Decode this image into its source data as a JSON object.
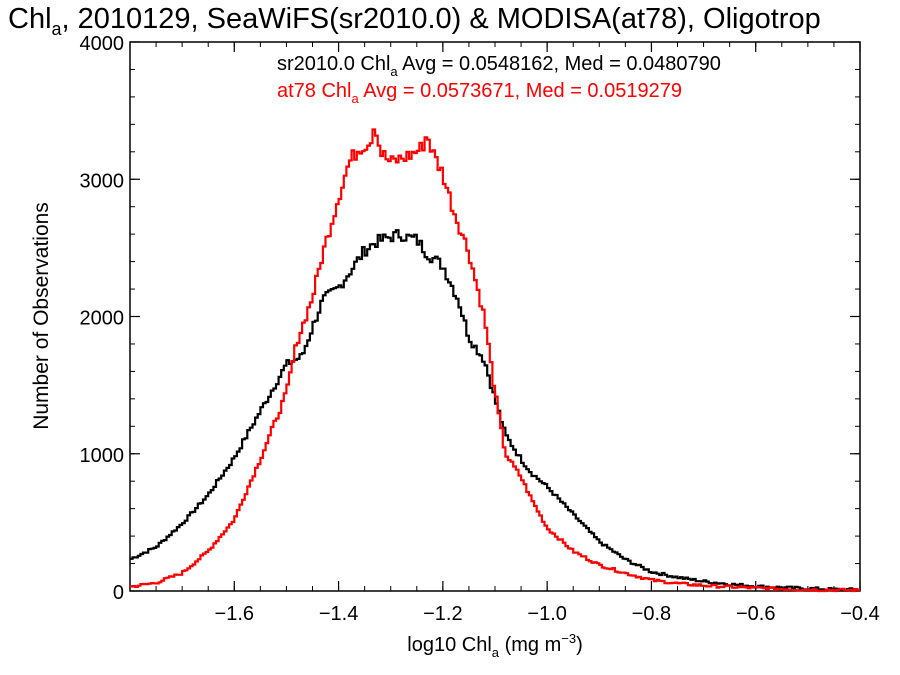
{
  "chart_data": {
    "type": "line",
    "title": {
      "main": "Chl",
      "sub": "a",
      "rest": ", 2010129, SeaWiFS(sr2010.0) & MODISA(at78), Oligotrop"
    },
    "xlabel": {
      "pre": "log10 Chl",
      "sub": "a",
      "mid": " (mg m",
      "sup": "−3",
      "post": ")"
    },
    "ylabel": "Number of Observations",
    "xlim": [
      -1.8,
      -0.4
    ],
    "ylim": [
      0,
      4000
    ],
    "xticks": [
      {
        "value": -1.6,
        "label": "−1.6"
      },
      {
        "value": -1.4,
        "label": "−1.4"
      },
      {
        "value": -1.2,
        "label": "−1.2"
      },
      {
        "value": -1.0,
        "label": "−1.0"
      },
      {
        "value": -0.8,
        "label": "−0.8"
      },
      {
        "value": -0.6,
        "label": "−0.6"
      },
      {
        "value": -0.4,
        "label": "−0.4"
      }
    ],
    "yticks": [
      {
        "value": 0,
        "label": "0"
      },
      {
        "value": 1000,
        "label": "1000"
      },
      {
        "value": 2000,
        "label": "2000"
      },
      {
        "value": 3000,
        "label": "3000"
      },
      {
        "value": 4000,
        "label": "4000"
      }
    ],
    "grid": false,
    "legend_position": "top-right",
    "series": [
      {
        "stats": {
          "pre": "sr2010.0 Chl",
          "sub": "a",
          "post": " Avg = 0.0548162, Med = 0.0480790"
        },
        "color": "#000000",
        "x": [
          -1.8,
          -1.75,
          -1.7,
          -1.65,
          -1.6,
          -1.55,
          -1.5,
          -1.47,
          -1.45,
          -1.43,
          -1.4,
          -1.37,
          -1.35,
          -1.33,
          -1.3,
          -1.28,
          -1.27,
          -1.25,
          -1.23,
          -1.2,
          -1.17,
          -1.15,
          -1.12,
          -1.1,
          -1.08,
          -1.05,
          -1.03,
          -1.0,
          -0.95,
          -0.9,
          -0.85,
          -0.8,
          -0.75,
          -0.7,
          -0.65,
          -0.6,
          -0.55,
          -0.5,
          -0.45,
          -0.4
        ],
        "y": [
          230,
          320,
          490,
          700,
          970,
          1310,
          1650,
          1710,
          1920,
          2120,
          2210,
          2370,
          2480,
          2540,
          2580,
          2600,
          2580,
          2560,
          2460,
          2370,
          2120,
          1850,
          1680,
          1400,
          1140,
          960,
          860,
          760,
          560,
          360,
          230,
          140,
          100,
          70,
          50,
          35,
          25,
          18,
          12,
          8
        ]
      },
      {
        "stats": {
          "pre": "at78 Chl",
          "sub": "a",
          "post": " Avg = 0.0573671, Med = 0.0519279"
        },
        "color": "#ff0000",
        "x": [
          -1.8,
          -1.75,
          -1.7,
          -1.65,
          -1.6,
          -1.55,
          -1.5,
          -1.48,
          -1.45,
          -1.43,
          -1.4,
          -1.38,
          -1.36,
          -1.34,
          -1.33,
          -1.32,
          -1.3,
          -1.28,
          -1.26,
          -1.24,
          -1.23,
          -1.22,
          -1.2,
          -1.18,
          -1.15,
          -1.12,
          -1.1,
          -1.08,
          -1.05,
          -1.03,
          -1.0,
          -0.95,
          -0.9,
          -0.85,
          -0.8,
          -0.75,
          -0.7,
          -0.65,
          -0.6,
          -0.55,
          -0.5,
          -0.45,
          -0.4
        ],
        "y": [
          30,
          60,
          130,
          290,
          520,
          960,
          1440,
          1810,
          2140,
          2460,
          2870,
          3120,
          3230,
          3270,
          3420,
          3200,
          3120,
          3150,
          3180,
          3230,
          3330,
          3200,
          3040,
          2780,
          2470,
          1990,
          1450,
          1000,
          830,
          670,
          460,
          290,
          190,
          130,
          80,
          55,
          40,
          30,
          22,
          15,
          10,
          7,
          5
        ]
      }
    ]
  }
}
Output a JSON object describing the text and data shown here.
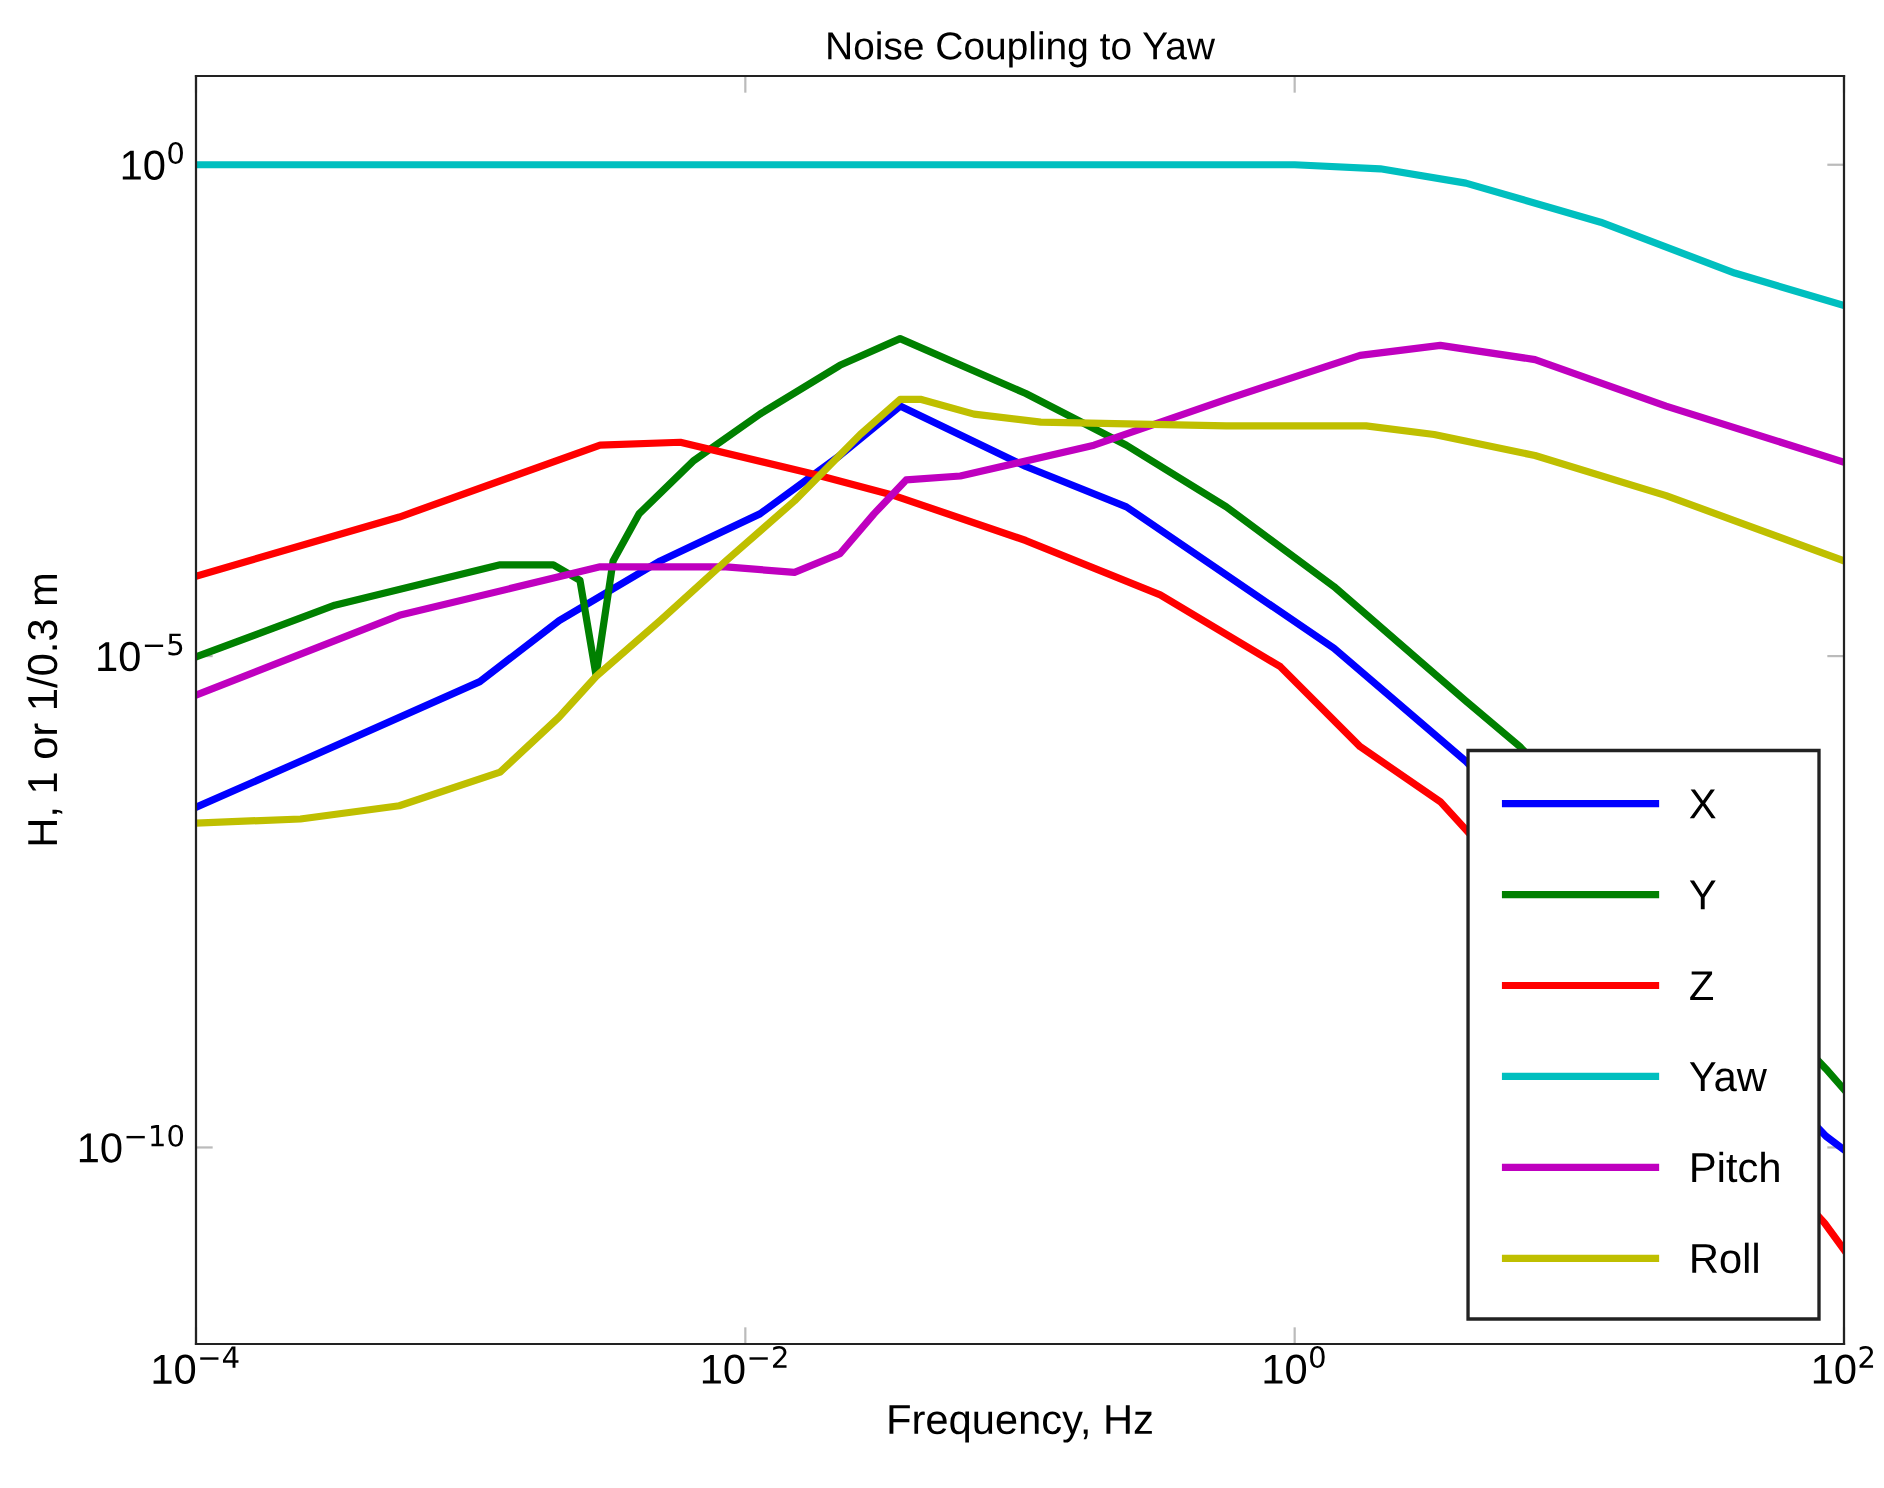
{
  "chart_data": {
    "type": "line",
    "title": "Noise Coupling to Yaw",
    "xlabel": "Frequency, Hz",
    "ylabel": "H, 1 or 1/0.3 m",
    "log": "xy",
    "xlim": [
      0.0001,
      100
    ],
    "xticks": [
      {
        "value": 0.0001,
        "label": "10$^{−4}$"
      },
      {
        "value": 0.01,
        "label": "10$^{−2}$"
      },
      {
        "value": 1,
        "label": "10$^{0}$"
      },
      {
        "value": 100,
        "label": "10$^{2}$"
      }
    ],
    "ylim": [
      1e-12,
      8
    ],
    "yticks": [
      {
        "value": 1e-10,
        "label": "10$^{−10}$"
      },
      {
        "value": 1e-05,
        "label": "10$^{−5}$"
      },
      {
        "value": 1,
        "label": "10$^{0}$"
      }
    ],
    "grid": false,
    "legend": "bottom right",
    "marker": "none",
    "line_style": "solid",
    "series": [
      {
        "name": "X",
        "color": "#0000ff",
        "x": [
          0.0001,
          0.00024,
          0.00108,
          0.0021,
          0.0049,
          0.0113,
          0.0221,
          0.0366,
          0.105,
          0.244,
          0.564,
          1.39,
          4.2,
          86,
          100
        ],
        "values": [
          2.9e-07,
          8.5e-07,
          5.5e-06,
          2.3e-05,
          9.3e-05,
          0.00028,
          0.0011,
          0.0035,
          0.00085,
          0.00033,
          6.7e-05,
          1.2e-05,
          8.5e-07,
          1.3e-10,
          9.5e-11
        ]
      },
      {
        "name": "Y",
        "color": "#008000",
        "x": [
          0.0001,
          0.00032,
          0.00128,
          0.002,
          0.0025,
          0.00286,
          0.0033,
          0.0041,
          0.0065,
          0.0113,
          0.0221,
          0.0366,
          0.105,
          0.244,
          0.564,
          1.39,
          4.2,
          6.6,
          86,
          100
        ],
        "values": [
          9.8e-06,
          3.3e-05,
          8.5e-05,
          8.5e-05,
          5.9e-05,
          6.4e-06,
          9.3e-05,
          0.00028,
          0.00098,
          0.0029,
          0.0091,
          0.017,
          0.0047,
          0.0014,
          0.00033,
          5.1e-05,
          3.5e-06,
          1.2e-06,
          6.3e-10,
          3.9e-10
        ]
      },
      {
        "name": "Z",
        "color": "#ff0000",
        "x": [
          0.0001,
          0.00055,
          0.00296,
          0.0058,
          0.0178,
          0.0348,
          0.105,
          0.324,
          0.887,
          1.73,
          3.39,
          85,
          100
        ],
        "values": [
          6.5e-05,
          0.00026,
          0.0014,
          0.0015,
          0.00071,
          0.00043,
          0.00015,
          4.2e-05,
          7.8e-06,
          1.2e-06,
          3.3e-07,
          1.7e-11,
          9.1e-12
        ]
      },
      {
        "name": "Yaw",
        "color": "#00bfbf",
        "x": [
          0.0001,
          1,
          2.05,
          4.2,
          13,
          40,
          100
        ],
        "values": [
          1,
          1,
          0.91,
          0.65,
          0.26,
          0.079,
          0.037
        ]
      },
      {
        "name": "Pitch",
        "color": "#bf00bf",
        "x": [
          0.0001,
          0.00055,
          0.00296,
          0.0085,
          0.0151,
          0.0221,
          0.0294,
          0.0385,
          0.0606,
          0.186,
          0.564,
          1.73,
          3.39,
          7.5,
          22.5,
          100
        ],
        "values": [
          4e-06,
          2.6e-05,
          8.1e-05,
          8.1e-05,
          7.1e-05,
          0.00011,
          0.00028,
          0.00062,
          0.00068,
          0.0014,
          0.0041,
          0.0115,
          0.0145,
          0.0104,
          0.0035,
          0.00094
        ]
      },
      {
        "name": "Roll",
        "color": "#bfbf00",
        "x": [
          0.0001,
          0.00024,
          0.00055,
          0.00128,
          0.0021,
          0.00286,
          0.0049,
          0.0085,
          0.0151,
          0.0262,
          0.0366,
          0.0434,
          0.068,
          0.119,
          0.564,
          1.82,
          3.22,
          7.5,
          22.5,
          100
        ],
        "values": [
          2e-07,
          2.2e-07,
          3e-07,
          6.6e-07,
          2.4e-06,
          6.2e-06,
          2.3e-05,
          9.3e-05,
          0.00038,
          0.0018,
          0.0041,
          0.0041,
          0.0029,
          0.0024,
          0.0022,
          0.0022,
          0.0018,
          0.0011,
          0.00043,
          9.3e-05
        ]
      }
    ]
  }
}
────────────────
### Work to be completed
Filter the data for the string "color" and copy every line that has it.

### Worked solution
        "color": "#000000",
        "color": "#ff0000",
        "color": "#0000ff",
        "color": "#008000",
        "color": "#ff0000",
        "color": "#00bfbf",
        "color": "#bf00bf",
        "color": "#bfbf00",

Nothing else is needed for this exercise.